• Problem details
Count every line that holds the string "mass", then give that number alone.

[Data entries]
..............................
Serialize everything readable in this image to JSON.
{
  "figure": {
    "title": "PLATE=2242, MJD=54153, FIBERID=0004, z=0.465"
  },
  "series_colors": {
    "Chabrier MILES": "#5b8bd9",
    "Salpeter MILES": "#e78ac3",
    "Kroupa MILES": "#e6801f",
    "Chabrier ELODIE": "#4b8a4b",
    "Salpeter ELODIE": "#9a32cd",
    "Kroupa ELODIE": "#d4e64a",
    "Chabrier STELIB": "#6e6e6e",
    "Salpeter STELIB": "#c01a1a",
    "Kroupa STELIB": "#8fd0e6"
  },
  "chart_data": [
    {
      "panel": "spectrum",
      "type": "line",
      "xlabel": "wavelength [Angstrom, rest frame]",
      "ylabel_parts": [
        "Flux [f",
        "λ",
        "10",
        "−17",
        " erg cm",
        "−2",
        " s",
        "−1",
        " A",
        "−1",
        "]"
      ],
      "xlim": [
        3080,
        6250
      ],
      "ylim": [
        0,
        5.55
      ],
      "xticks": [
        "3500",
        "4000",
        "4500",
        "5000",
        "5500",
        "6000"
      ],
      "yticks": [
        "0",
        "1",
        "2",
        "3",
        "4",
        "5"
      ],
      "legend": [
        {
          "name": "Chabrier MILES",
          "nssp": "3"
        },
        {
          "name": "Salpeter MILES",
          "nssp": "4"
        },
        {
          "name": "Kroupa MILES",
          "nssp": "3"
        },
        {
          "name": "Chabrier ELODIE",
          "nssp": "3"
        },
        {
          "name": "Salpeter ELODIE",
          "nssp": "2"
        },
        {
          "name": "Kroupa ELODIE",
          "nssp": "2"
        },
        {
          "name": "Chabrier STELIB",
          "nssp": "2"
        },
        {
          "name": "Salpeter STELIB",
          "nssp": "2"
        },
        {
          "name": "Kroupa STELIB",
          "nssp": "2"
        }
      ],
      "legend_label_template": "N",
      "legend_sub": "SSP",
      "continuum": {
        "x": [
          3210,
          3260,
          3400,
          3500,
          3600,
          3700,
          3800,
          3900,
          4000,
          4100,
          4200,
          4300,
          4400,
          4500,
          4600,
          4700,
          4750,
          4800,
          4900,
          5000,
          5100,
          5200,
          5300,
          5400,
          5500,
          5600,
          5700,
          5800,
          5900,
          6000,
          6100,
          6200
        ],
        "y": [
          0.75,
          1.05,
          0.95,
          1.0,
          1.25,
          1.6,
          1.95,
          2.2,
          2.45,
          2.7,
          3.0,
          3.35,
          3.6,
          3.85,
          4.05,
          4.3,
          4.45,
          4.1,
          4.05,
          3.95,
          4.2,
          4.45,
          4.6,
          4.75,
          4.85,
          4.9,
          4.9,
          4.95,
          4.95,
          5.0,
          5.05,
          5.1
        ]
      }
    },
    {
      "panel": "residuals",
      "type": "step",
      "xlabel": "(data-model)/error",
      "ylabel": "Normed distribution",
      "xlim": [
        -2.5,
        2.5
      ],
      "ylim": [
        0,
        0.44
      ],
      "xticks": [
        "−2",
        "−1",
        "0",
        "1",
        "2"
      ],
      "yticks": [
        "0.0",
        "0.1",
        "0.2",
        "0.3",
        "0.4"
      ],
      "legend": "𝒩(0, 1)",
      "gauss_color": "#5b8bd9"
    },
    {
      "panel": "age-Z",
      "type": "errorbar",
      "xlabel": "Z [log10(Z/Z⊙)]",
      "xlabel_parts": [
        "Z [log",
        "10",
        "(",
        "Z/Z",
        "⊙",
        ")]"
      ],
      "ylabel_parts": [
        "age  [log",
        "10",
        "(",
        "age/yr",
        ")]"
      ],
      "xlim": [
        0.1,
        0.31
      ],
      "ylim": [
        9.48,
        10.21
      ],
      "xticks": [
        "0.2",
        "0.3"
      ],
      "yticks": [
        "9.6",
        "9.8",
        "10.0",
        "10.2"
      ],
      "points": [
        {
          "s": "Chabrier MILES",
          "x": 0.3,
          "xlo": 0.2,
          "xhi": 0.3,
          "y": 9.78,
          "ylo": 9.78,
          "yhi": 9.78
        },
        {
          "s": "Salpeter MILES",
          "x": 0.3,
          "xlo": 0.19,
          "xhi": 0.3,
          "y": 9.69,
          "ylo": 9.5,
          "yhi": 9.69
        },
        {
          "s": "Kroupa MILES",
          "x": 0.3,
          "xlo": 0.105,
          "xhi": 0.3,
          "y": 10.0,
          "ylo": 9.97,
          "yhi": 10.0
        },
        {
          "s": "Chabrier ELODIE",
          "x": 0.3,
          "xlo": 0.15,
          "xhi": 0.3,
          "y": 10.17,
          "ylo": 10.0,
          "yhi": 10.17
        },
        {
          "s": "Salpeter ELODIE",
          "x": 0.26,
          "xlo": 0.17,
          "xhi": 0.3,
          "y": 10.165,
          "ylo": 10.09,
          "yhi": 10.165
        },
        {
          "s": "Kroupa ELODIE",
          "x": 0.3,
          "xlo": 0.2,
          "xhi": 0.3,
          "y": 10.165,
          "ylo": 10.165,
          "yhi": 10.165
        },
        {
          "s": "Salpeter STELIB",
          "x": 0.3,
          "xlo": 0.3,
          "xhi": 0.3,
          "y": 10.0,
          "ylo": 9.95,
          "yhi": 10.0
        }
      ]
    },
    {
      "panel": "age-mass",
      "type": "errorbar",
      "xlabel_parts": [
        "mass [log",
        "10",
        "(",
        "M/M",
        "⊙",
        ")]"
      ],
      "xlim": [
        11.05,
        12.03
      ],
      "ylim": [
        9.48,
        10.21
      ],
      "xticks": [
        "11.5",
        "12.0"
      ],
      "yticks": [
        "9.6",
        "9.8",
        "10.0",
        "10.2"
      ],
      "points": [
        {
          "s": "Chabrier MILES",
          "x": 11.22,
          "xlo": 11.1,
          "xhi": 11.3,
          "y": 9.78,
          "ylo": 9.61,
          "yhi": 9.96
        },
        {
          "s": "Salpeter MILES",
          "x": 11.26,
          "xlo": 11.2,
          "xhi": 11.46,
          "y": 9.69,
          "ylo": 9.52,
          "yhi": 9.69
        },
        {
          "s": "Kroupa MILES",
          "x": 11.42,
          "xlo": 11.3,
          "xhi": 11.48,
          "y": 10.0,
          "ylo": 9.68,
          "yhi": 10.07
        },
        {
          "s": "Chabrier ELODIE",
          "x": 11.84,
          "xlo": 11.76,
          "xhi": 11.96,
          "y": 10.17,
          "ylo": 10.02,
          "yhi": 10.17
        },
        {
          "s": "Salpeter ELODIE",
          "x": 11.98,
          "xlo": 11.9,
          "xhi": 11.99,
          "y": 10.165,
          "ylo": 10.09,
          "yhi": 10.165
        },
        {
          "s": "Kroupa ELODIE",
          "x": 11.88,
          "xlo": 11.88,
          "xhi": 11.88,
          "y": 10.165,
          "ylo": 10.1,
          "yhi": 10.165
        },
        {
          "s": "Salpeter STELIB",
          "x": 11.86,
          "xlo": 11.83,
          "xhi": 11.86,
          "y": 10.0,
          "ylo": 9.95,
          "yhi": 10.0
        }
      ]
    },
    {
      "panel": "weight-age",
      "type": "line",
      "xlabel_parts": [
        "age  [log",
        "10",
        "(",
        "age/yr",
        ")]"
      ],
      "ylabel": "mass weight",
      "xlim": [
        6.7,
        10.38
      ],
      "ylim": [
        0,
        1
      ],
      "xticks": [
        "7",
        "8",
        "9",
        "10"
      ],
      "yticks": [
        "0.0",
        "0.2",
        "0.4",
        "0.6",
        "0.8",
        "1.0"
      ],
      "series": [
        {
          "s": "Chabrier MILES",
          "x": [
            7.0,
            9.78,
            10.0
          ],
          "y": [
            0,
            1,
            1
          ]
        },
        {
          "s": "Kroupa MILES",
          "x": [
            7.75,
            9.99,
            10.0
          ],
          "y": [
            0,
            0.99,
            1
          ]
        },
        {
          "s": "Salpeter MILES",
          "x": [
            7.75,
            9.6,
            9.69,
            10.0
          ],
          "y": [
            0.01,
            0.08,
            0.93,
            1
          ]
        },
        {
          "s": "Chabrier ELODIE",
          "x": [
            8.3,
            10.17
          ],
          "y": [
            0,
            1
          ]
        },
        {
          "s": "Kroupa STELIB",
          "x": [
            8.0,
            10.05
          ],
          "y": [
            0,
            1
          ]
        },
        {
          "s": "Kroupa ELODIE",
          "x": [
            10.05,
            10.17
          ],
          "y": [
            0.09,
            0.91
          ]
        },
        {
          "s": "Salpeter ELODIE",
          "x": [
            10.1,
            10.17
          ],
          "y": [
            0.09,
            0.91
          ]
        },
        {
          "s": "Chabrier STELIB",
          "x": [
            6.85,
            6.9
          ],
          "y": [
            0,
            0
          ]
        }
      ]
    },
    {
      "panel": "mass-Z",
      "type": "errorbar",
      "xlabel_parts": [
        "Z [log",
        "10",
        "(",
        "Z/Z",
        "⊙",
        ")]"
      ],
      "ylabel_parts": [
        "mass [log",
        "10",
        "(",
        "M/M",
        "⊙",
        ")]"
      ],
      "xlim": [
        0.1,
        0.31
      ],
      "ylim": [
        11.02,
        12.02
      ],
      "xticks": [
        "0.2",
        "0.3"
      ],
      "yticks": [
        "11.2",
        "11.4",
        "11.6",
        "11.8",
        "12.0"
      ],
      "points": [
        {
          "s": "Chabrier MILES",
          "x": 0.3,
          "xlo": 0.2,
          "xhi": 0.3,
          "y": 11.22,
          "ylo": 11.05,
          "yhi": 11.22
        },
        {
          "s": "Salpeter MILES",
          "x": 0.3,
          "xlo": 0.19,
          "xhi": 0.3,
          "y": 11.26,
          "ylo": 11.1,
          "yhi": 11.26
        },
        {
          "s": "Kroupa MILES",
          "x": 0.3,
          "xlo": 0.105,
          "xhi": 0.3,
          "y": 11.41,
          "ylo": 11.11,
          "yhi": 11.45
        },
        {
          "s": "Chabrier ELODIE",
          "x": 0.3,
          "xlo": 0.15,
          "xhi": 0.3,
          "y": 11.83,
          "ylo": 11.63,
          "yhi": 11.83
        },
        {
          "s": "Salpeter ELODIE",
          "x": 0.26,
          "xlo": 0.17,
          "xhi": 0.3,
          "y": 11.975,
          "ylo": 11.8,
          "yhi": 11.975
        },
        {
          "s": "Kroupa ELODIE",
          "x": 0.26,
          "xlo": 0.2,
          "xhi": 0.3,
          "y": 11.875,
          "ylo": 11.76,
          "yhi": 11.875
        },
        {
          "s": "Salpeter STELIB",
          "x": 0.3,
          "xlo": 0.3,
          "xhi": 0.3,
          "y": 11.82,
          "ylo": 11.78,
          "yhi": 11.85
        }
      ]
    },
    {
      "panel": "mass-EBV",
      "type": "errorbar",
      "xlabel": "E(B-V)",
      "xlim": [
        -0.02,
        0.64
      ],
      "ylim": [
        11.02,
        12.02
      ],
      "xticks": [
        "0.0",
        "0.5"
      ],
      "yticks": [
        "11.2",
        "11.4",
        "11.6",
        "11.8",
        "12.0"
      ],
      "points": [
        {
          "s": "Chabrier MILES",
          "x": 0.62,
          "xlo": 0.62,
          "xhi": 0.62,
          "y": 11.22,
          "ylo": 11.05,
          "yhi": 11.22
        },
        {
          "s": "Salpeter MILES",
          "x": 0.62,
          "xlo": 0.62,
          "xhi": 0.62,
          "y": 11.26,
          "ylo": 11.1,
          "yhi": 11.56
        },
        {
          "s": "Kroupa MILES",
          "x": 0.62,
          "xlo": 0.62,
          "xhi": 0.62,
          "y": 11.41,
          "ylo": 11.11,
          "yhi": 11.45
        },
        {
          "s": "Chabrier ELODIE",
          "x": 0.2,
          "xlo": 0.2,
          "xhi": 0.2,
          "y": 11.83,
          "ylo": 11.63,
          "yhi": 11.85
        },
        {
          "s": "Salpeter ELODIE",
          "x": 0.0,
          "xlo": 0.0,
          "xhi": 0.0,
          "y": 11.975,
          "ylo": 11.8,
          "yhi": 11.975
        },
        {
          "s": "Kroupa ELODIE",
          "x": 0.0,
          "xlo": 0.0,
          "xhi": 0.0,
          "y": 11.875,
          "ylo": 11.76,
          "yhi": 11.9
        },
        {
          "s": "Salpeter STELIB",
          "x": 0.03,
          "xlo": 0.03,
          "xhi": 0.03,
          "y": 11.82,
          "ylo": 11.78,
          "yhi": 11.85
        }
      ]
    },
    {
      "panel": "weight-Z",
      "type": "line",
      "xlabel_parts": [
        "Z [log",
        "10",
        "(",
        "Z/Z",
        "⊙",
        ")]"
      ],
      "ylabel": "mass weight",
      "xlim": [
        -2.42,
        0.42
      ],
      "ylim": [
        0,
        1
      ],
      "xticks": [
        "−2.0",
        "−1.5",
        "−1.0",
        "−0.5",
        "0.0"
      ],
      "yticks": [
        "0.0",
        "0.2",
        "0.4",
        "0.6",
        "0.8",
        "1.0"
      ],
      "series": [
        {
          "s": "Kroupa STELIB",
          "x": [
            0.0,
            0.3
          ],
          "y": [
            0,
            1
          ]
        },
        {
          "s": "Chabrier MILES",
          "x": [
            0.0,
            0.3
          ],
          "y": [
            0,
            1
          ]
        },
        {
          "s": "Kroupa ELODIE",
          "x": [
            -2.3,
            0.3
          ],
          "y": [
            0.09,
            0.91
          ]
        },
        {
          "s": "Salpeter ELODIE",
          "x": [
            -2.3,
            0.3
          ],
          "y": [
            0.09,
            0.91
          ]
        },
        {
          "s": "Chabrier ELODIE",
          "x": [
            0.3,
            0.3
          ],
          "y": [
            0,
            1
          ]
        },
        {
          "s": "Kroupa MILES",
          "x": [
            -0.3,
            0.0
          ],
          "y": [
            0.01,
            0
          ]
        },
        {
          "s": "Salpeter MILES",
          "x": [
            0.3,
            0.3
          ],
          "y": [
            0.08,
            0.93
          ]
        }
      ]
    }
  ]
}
..............................
• Written solution
7